• Aim of the task:
Repeat the material below exactly, line for line.

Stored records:
——————————

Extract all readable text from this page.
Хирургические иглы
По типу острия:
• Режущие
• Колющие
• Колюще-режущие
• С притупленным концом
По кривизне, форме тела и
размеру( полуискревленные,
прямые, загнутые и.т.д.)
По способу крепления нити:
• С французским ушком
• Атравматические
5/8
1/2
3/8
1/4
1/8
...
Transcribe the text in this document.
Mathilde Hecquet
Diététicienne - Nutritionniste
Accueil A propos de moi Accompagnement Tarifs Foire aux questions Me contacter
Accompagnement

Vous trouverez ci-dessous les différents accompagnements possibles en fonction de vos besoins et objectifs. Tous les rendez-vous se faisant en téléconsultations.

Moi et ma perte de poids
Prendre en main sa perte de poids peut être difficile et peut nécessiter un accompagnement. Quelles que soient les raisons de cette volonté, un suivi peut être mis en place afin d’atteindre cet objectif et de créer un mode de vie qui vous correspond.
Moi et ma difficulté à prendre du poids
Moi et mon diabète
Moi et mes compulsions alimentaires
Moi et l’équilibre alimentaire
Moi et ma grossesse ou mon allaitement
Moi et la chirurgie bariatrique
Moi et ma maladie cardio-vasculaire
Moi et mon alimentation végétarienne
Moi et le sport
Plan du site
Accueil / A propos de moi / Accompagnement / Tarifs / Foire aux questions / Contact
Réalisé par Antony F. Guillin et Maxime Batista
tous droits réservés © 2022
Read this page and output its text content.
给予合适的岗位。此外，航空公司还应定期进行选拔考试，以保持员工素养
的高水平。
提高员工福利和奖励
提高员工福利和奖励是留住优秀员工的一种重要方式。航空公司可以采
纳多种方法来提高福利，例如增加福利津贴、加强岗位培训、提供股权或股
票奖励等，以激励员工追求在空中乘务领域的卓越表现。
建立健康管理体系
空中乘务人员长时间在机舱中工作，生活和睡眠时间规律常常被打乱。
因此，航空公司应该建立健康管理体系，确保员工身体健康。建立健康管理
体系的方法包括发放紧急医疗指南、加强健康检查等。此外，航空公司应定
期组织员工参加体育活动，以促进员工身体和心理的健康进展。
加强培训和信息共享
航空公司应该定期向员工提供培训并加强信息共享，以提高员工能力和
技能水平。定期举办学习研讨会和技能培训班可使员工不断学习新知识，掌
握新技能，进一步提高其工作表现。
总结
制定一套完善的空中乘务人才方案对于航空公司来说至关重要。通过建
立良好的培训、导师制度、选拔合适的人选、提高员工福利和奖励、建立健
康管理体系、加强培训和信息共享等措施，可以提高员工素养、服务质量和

——————————

• Result of the exercise:
Extract all readable text from this page.
Хирургические иглы
По типу острия:
• Режущие
• Колющие
• Колюще-режущие
• С притупленным концом
По кривизне, форме тела и
размеру( полуискревленные,
прямые, загнутые и.т.д.)
По способу крепления нити:
• С французским ушком
• Атравматические
5/8
1/2
3/8
1/4
1/8
...
Transcribe the text in this document.
Mathilde Hecquet
Diététicienne - Nutritionniste
Accueil A propos de moi Accompagnement Tarifs Foire aux questions Me contacter
Accompagnement

Vous trouverez ci-dessous les différents accompagnements possibles en fonction de vos besoins et objectifs. Tous les rendez-vous se faisant en téléconsultations.

Moi et ma perte de poids
Prendre en main sa perte de poids peut être difficile et peut nécessiter un accompagnement. Quelles que soient les raisons de cette volonté, un suivi peut être mis en place afin d’atteindre cet objectif et de créer un mode de vie qui vous correspond.
Moi et ma difficulté à prendre du poids
Moi et mon diabète
Moi et mes compulsions alimentaires
Moi et l’équilibre alimentaire
Moi et ma grossesse ou mon allaitement
Moi et la chirurgie bariatrique
Moi et ma maladie cardio-vasculaire
Moi et mon alimentation végétarienne
Moi et le sport
Plan du site
Accueil / A propos de moi / Accompagnement / Tarifs / Foire aux questions / Contact
Réalisé par Antony F. Guillin et Maxime Batista
tous droits réservés © 2022
Read this page and output its text content.
给予合适的岗位。此外，航空公司还应定期进行选拔考试，以保持员工素养
的高水平。
提高员工福利和奖励
提高员工福利和奖励是留住优秀员工的一种重要方式。航空公司可以采
纳多种方法来提高福利，例如增加福利津贴、加强岗位培训、提供股权或股
票奖励等，以激励员工追求在空中乘务领域的卓越表现。
建立健康管理体系
空中乘务人员长时间在机舱中工作，生活和睡眠时间规律常常被打乱。
因此，航空公司应该建立健康管理体系，确保员工身体健康。建立健康管理
体系的方法包括发放紧急医疗指南、加强健康检查等。此外，航空公司应定
期组织员工参加体育活动，以促进员工身体和心理的健康进展。
加强培训和信息共享
航空公司应该定期向员工提供培训并加强信息共享，以提高员工能力和
技能水平。定期举办学习研讨会和技能培训班可使员工不断学习新知识，掌
握新技能，进一步提高其工作表现。
总结
制定一套完善的空中乘务人才方案对于航空公司来说至关重要。通过建
立良好的培训、导师制度、选拔合适的人选、提高员工福利和奖励、建立健
康管理体系、加强培训和信息共享等措施，可以提高员工素养、服务质量和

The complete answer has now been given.